▶ **Data rows**
"""
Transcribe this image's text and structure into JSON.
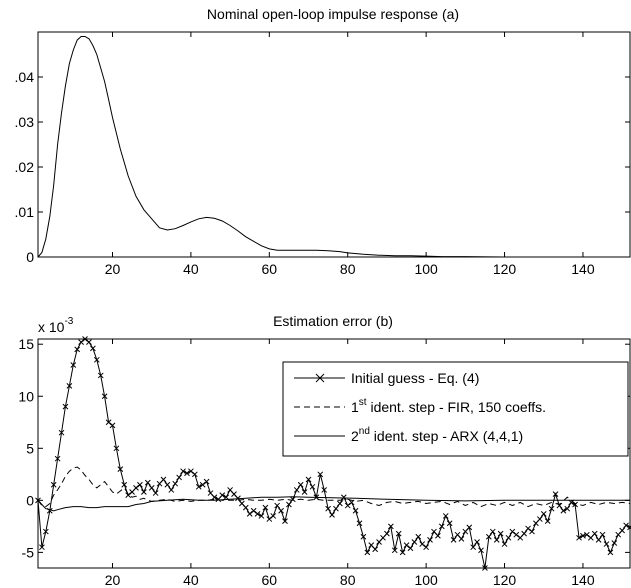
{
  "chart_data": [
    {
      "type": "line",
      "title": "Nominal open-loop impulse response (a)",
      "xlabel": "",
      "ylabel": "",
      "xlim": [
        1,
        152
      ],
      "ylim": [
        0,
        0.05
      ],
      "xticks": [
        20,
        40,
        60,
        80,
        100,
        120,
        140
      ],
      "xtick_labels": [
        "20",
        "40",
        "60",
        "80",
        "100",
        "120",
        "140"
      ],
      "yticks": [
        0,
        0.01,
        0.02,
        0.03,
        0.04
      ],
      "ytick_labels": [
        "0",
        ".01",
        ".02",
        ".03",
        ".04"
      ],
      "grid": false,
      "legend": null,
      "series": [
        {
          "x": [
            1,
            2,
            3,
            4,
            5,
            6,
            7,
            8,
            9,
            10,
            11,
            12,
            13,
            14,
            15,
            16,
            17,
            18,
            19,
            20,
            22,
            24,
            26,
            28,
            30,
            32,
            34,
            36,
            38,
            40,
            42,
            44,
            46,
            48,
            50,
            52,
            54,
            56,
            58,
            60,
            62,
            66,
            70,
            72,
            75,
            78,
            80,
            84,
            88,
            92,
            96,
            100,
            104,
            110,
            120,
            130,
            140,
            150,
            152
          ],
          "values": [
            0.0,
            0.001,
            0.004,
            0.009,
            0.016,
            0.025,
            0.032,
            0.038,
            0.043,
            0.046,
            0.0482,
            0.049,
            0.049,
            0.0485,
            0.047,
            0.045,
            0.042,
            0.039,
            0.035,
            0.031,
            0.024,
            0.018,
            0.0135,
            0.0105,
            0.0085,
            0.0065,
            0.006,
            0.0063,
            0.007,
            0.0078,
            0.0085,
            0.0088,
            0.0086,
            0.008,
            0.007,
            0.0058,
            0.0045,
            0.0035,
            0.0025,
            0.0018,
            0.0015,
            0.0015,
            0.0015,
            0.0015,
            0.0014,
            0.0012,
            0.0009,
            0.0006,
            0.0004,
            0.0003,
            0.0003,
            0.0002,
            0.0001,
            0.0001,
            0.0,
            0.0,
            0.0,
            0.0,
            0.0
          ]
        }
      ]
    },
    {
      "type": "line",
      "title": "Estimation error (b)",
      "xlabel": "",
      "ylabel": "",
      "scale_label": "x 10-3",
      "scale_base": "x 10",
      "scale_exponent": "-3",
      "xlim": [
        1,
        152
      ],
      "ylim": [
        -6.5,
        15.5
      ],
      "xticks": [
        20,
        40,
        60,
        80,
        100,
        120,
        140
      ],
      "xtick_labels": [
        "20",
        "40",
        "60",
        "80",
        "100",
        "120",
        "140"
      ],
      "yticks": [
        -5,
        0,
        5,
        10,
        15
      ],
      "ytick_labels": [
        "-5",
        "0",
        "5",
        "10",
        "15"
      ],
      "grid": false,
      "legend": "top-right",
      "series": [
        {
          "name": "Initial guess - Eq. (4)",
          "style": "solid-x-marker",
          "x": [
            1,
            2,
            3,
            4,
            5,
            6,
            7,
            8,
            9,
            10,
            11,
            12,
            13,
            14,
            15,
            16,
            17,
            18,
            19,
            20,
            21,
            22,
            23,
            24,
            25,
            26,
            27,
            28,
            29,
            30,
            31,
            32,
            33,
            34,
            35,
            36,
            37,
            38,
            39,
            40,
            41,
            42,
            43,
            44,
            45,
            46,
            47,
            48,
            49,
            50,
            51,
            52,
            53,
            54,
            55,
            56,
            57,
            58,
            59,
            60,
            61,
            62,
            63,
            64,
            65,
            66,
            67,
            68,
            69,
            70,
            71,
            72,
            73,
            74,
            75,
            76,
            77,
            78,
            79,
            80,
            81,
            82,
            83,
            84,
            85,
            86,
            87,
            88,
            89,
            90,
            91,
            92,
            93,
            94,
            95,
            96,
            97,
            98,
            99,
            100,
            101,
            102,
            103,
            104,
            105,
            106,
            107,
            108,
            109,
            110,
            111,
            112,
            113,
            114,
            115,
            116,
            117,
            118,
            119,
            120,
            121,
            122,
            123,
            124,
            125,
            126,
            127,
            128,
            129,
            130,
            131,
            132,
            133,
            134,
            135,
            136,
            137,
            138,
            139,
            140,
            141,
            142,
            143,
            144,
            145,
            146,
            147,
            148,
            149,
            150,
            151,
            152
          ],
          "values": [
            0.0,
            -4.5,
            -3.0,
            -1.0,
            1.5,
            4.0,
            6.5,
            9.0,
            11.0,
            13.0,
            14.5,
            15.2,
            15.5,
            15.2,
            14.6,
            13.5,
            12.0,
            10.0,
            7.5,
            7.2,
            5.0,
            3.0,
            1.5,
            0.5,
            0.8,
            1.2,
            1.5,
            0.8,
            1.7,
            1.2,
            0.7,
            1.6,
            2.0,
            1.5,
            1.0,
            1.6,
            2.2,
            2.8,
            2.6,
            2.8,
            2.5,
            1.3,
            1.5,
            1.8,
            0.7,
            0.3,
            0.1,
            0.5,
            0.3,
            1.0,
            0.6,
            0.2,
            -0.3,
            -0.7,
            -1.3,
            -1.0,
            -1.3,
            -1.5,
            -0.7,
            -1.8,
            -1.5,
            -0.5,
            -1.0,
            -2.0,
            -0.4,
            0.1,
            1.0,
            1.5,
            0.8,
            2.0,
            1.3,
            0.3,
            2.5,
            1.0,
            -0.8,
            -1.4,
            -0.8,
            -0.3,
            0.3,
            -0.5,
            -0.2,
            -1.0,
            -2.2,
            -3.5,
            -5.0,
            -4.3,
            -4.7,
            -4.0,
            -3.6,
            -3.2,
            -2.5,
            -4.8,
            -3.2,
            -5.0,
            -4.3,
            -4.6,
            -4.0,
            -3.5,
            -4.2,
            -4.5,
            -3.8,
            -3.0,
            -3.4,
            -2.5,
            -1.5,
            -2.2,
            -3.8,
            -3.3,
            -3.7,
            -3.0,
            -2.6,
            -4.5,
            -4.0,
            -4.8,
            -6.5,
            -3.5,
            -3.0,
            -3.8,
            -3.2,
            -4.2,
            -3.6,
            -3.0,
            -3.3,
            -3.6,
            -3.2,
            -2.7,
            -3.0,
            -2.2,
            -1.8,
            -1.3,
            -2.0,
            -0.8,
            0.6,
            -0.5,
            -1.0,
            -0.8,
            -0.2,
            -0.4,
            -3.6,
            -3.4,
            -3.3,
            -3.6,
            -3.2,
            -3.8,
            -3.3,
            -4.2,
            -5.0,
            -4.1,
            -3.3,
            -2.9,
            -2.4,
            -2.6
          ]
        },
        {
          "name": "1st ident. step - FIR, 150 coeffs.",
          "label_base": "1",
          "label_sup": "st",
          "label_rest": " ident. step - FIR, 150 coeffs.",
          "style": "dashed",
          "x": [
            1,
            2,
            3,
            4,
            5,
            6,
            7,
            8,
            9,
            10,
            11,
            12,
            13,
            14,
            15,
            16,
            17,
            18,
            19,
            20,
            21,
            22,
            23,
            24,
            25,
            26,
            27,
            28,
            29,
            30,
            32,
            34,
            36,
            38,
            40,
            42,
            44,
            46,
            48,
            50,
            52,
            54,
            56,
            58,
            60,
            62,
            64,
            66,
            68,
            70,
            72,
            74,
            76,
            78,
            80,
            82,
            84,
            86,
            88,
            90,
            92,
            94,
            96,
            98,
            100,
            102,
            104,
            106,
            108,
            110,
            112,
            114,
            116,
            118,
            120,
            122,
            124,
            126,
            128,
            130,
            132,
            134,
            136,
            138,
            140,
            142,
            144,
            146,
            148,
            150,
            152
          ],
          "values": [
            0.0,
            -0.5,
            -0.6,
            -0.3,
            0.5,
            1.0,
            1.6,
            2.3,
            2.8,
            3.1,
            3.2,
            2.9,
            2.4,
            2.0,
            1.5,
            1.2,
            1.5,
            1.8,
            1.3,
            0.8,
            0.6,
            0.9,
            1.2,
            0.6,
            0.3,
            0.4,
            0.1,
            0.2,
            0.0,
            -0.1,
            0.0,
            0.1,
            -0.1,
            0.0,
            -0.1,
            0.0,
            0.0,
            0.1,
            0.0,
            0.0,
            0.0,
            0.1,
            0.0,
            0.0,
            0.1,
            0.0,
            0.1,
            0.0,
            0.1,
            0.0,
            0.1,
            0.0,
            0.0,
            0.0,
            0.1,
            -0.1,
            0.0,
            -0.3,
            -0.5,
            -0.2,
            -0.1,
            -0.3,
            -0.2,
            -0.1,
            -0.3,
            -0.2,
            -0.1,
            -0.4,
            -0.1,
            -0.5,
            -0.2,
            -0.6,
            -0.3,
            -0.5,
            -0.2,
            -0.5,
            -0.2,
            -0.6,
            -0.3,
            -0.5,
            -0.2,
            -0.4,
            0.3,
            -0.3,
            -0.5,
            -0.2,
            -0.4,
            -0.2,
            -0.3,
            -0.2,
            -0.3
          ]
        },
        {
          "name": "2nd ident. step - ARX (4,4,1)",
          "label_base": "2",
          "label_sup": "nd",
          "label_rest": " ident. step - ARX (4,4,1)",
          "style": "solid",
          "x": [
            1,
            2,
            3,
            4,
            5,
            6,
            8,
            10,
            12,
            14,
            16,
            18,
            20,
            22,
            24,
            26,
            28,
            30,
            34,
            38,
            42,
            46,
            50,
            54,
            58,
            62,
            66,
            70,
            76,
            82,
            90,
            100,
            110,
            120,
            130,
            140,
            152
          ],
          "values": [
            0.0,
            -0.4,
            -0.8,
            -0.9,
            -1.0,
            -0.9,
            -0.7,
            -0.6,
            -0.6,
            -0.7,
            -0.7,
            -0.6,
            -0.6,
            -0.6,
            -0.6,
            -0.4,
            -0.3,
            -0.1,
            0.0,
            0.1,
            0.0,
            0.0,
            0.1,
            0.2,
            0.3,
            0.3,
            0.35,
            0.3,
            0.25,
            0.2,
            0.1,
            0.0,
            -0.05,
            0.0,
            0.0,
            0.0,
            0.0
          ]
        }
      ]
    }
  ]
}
"""
"""
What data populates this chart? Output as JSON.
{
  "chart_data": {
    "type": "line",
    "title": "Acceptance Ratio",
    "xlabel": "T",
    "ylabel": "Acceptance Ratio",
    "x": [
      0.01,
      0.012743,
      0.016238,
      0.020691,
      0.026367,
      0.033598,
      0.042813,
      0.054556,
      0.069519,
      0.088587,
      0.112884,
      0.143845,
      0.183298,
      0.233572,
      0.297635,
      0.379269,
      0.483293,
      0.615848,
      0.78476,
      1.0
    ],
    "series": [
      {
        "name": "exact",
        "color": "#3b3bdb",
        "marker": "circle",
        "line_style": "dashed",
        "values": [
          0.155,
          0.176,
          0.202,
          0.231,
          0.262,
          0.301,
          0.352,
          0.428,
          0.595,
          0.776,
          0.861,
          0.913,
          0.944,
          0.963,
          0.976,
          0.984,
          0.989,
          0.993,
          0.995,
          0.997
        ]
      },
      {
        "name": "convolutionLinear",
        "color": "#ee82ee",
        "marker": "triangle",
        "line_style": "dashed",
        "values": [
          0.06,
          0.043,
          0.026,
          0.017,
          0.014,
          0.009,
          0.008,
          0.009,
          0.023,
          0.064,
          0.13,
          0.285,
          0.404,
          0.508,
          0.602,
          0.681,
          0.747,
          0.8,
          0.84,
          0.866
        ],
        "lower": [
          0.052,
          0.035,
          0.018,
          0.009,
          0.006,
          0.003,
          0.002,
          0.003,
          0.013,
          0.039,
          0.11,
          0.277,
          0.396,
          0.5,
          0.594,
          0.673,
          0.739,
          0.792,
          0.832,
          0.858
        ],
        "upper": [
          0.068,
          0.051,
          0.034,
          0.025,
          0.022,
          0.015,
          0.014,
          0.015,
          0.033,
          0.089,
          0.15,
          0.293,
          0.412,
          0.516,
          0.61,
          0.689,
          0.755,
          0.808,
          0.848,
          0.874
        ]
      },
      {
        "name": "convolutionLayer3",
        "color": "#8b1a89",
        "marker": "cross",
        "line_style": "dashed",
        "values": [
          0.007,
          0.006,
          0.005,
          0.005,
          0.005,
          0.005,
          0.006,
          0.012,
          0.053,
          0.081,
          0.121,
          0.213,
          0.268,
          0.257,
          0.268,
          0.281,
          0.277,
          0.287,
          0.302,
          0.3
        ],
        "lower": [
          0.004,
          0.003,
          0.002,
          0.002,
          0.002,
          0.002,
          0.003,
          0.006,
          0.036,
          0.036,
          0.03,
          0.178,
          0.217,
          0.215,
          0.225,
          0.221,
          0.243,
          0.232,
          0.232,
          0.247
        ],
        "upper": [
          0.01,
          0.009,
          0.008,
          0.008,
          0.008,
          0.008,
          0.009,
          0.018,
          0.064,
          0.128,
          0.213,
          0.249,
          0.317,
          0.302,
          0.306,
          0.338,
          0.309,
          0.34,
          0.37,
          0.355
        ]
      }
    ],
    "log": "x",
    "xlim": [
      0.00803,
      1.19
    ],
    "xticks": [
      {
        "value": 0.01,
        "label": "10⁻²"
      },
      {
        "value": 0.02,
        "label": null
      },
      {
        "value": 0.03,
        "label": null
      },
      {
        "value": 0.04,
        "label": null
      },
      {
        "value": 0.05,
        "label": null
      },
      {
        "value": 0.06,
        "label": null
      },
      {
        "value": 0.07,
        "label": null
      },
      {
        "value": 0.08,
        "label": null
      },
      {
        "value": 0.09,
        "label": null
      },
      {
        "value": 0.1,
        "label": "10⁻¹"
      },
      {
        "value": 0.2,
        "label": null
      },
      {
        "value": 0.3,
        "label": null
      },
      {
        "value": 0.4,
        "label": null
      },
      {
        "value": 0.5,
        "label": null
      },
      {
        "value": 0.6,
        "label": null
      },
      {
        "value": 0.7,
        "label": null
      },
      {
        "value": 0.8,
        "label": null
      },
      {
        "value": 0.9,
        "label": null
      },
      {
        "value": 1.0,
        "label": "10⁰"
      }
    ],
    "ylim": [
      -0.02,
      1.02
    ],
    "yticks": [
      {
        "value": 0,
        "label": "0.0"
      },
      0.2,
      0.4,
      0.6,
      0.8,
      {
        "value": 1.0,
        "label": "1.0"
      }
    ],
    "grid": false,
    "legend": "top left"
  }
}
"""
▶ **Problem description**
Copy all lines of the listing above that contain the string "Acceptance".

▶ **Answer in full**
    "title": "Acceptance Ratio",
    "ylabel": "Acceptance Ratio",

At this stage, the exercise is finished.